**To do**
Write the line that includes "Give me the" and all subsequent lines, exactly as written, and nothing more.

┄┄┄┄┄┄┄┄┄┄┄┄┄┄┄┄┄┄┄┄

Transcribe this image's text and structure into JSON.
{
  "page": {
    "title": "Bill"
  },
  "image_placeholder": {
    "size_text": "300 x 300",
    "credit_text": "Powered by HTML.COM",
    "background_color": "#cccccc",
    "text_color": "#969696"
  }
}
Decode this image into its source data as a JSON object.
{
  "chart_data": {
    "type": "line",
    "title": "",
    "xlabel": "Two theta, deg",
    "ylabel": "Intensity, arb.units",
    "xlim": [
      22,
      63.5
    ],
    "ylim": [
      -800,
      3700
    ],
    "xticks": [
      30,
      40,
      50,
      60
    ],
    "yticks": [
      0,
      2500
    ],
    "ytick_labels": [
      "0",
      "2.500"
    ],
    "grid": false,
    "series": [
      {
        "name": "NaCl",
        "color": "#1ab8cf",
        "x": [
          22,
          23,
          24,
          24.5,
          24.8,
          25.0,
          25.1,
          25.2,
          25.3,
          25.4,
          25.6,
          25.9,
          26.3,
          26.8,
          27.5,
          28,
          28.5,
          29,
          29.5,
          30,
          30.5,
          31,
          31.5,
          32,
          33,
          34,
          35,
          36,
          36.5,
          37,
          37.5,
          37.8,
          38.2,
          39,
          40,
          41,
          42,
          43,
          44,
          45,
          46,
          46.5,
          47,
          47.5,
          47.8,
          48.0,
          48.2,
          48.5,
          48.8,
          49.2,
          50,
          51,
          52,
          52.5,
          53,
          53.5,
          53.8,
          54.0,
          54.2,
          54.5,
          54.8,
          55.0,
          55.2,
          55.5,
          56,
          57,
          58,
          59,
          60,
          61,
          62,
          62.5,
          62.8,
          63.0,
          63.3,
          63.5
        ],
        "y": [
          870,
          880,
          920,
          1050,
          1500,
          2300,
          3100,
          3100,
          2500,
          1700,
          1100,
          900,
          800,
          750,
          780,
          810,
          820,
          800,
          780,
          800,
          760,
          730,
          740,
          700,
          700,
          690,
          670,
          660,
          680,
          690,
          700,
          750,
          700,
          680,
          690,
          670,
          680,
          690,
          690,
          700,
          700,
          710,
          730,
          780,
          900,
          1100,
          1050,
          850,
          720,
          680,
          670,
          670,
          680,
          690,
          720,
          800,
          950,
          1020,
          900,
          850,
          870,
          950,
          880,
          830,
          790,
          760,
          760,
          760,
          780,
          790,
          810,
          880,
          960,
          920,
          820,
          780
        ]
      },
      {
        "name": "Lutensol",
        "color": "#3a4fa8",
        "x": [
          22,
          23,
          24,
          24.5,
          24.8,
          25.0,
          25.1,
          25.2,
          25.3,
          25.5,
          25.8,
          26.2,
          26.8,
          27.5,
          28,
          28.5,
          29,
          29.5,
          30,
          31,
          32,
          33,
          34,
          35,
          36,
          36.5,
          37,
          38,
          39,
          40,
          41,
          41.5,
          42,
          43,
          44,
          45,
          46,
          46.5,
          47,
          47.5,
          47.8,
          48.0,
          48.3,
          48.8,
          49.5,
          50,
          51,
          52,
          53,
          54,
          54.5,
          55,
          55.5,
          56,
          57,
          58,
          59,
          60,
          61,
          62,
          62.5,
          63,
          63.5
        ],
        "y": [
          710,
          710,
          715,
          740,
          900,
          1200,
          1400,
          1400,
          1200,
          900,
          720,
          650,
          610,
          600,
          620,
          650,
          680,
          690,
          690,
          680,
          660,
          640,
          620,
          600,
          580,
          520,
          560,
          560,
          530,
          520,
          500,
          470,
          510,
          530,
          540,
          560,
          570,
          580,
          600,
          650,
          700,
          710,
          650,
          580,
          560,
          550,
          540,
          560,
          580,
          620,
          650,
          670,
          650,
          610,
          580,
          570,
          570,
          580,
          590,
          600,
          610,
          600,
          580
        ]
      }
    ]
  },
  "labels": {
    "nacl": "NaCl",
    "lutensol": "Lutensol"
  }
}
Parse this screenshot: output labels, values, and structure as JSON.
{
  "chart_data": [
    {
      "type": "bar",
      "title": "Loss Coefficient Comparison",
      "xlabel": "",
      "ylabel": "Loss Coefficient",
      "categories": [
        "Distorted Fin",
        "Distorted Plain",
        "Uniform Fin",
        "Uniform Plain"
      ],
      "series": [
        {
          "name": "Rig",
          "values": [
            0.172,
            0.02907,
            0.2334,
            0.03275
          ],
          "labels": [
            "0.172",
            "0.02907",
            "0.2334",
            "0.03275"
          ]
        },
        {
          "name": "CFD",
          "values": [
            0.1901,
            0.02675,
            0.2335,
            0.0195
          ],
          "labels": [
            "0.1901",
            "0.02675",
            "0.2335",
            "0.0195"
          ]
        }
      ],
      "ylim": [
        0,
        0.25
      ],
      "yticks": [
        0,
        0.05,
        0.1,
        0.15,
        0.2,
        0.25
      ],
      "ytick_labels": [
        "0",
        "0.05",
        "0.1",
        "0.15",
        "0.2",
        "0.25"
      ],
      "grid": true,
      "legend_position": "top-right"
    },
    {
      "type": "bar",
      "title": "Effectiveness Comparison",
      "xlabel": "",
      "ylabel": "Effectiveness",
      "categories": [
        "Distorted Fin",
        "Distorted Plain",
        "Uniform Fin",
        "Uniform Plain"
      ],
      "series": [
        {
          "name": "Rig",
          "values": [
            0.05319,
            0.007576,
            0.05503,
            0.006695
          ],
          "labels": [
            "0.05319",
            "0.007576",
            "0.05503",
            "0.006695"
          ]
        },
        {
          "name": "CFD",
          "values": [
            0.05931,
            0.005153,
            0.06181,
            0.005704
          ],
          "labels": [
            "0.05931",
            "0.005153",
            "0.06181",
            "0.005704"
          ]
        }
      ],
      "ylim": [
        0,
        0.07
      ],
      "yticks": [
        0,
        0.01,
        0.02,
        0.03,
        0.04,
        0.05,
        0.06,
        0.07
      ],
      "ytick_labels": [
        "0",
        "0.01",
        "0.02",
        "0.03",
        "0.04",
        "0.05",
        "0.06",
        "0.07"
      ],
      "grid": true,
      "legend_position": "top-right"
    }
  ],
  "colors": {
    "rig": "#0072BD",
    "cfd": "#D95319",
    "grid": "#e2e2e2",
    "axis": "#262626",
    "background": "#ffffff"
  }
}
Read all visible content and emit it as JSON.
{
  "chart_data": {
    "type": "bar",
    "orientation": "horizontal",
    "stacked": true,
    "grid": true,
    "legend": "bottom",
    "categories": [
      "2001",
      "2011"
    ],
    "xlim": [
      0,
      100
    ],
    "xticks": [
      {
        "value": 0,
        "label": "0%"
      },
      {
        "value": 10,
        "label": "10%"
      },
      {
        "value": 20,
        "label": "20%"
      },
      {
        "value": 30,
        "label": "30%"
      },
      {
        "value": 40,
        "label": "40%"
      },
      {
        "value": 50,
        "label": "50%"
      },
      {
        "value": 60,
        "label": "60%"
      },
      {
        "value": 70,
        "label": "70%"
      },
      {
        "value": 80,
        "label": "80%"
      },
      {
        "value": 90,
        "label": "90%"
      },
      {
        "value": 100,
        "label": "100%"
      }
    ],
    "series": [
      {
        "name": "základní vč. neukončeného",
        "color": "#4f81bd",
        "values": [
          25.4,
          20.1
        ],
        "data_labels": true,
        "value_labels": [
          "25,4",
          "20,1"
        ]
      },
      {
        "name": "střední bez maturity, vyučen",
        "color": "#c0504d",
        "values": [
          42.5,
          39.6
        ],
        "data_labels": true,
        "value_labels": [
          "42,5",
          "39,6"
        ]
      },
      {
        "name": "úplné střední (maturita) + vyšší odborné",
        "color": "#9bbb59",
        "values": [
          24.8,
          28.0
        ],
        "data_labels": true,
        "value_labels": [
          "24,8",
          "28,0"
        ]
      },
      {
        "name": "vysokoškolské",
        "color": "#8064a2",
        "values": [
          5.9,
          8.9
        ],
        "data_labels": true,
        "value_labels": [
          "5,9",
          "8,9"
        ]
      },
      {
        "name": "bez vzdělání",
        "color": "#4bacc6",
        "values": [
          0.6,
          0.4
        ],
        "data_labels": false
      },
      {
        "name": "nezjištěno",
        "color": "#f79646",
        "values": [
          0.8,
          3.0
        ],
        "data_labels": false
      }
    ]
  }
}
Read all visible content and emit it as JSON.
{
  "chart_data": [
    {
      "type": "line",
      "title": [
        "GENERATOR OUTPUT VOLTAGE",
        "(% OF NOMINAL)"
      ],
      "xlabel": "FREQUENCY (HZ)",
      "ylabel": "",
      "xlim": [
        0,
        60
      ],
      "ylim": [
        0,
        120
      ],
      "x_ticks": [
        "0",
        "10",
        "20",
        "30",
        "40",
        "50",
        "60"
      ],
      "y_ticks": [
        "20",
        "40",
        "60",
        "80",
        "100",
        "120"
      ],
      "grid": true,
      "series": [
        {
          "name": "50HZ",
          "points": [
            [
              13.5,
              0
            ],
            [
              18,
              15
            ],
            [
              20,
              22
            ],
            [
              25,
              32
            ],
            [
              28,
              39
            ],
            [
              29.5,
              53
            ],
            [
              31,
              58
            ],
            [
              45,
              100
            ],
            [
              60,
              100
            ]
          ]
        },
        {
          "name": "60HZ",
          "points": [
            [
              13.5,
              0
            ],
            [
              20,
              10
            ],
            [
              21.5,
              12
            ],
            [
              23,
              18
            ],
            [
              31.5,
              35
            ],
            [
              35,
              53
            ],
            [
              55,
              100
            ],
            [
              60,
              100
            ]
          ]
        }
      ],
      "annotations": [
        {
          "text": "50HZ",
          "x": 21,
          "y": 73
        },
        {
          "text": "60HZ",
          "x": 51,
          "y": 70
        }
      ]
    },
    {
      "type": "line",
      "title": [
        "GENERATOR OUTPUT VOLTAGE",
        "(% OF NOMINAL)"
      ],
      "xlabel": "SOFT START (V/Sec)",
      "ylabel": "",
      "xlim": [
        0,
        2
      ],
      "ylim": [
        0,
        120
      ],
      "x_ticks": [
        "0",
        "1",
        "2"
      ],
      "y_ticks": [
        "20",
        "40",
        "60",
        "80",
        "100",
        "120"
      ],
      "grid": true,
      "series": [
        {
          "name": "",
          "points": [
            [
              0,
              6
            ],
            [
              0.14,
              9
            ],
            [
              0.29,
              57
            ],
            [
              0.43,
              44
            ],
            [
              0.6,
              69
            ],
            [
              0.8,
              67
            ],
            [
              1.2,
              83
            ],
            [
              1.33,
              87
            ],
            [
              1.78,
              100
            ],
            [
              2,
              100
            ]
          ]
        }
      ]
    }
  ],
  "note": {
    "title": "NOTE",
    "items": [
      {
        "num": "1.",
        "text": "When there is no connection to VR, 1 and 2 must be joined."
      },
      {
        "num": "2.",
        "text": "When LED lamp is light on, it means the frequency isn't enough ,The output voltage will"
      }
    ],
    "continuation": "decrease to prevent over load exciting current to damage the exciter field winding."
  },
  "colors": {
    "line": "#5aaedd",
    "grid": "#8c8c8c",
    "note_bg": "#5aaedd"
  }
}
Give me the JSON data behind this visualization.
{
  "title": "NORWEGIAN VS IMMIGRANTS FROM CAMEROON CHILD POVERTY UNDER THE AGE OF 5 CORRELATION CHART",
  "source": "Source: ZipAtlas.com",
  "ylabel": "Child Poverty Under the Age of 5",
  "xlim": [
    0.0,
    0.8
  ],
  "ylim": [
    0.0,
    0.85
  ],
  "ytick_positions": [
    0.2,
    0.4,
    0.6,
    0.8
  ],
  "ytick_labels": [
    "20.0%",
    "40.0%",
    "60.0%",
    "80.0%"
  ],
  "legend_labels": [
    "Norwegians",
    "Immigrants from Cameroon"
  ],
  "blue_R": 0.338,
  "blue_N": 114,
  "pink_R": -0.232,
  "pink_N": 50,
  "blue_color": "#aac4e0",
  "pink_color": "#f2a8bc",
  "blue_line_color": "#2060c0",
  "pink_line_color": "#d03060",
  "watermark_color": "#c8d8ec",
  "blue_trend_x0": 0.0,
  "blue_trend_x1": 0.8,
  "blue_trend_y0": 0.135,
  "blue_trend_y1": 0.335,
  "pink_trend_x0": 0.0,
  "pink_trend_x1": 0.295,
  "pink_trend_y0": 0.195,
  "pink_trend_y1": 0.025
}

┄┄┄┄┄┄┄┄┄┄┄┄┄┄┄┄┄┄┄┄

**Answer to this exercise**
Give me the JSON data behind this visualization.
{
  "title": "NORWEGIAN VS IMMIGRANTS FROM CAMEROON CHILD POVERTY UNDER THE AGE OF 5 CORRELATION CHART",
  "source": "Source: ZipAtlas.com",
  "ylabel": "Child Poverty Under the Age of 5",
  "xlim": [
    0.0,
    0.8
  ],
  "ylim": [
    0.0,
    0.85
  ],
  "ytick_positions": [
    0.2,
    0.4,
    0.6,
    0.8
  ],
  "ytick_labels": [
    "20.0%",
    "40.0%",
    "60.0%",
    "80.0%"
  ],
  "legend_labels": [
    "Norwegians",
    "Immigrants from Cameroon"
  ],
  "blue_R": 0.338,
  "blue_N": 114,
  "pink_R": -0.232,
  "pink_N": 50,
  "blue_color": "#aac4e0",
  "pink_color": "#f2a8bc",
  "blue_line_color": "#2060c0",
  "pink_line_color": "#d03060",
  "watermark_color": "#c8d8ec",
  "blue_trend_x0": 0.0,
  "blue_trend_x1": 0.8,
  "blue_trend_y0": 0.135,
  "blue_trend_y1": 0.335,
  "pink_trend_x0": 0.0,
  "pink_trend_x1": 0.295,
  "pink_trend_y0": 0.195,
  "pink_trend_y1": 0.025
}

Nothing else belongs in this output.